**Source data:**

====

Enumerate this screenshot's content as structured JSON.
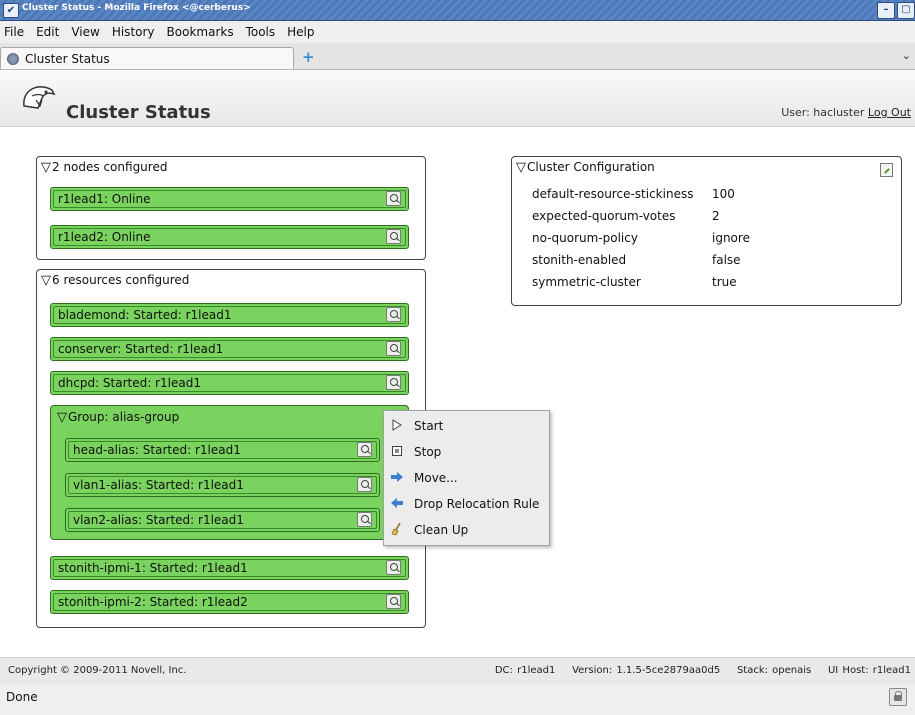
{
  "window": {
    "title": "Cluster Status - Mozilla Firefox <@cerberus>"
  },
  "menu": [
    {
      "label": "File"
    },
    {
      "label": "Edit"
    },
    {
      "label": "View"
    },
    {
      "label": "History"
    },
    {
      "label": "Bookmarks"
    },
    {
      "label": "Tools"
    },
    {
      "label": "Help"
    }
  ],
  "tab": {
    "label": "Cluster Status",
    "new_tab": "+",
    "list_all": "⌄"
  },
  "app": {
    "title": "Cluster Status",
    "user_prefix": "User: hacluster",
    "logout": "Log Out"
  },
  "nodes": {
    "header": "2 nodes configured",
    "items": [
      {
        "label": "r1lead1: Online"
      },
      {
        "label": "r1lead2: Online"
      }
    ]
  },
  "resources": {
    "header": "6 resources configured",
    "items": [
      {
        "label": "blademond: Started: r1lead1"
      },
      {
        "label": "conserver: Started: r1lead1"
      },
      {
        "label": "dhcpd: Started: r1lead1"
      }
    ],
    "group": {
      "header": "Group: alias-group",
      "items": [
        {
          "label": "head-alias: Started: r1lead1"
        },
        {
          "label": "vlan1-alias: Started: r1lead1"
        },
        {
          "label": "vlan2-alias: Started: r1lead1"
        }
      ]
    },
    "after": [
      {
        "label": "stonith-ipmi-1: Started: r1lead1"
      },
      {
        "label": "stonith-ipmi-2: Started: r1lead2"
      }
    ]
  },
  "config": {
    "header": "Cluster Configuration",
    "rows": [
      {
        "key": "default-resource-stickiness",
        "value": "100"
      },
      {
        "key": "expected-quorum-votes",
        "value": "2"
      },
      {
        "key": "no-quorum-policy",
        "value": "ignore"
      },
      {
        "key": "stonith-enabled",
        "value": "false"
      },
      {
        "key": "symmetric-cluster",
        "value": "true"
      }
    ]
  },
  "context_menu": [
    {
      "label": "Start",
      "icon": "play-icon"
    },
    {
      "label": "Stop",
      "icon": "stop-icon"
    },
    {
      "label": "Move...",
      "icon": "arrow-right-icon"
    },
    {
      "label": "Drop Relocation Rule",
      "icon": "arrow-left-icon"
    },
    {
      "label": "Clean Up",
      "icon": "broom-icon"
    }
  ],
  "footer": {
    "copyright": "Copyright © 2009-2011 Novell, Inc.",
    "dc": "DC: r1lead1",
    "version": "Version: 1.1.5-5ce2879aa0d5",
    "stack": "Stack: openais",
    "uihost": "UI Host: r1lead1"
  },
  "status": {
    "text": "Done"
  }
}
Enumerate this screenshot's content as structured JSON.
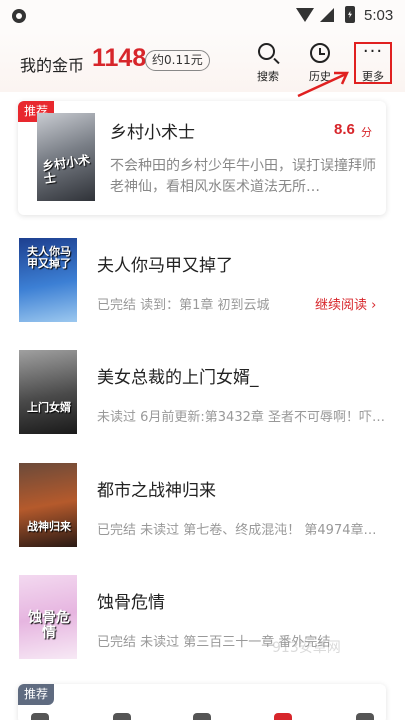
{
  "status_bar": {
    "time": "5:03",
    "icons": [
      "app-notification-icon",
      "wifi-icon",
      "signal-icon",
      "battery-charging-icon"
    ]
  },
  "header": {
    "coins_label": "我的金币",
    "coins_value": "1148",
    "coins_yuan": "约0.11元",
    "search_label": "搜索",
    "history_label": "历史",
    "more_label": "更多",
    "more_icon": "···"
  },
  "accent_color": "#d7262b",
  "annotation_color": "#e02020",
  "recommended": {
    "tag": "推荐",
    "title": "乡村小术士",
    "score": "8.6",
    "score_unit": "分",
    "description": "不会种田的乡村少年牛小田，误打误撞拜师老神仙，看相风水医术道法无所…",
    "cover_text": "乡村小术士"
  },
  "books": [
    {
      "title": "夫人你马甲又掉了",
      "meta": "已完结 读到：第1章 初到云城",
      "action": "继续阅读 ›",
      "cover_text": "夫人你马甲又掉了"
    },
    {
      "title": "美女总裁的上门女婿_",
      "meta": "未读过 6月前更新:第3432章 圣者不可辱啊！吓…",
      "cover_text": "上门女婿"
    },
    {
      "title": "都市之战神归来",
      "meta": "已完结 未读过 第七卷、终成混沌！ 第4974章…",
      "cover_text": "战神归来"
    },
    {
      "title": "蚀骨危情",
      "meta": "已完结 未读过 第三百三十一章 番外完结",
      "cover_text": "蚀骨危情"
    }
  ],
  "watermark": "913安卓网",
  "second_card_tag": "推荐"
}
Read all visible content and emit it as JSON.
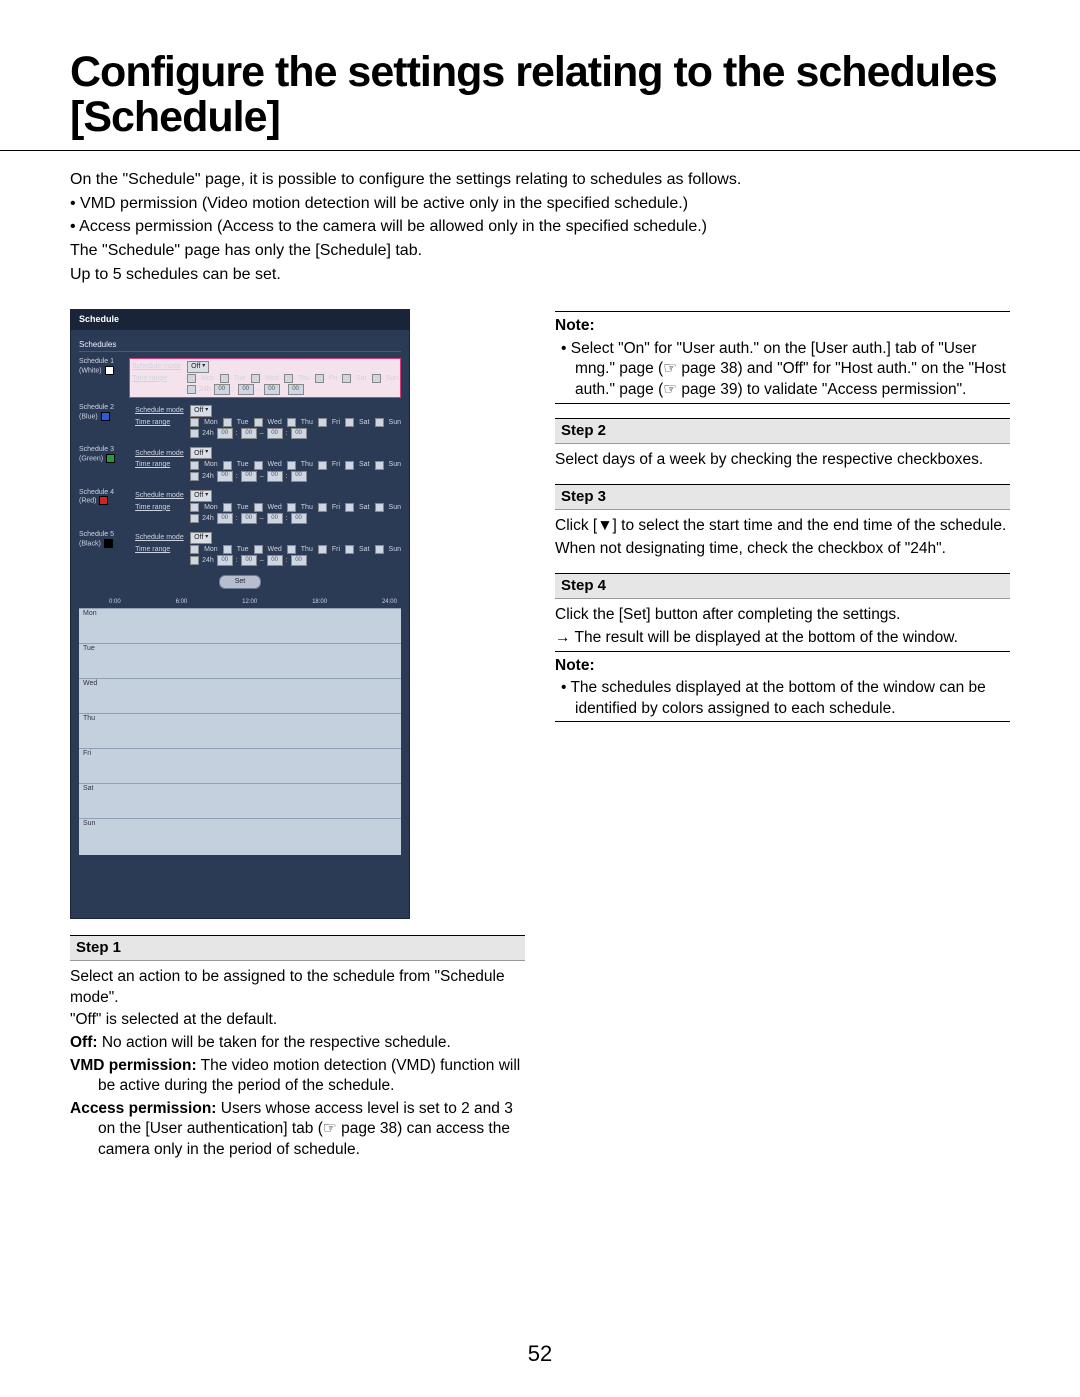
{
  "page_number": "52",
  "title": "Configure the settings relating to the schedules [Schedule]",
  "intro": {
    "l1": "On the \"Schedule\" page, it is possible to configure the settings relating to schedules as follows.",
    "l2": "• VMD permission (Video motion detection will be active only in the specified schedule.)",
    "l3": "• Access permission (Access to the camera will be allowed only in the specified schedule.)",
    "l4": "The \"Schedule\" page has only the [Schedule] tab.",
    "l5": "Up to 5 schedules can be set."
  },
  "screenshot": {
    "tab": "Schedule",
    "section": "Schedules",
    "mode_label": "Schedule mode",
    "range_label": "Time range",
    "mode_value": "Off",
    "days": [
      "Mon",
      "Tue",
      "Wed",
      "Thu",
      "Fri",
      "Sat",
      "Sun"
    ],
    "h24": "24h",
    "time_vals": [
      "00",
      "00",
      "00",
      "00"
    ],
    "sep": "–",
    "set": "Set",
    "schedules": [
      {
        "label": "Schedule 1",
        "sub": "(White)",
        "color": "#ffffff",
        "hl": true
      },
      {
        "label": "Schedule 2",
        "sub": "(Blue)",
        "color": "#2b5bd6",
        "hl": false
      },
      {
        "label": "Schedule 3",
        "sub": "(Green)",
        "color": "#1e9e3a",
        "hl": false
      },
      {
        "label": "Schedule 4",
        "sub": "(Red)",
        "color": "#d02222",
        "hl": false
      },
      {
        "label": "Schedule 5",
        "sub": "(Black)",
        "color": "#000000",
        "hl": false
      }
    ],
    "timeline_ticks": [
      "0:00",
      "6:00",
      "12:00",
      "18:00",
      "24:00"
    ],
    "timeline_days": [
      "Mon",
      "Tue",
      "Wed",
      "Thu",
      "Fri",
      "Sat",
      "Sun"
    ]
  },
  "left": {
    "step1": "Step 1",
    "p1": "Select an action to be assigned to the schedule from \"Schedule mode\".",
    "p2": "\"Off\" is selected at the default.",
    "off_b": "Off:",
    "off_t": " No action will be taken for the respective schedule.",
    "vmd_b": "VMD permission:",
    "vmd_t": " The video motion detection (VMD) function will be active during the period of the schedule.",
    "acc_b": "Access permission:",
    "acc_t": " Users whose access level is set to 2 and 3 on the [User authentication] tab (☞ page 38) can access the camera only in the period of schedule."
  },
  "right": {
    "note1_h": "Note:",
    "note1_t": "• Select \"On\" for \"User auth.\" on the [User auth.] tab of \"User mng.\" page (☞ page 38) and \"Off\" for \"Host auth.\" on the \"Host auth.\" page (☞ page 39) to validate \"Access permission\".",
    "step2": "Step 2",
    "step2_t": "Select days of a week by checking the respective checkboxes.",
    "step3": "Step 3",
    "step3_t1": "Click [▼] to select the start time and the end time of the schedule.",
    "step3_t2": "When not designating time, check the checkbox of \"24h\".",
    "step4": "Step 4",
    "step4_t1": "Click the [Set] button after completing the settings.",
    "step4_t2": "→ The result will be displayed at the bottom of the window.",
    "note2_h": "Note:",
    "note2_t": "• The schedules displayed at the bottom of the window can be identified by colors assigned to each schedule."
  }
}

====

Take each line containing the string "Click" and copy it out.

**Answer:**
    "step3_t1": "Click [▼] to select the start time and the end time of the schedule.",
    "step4_t1": "Click the [Set] button after completing the settings.",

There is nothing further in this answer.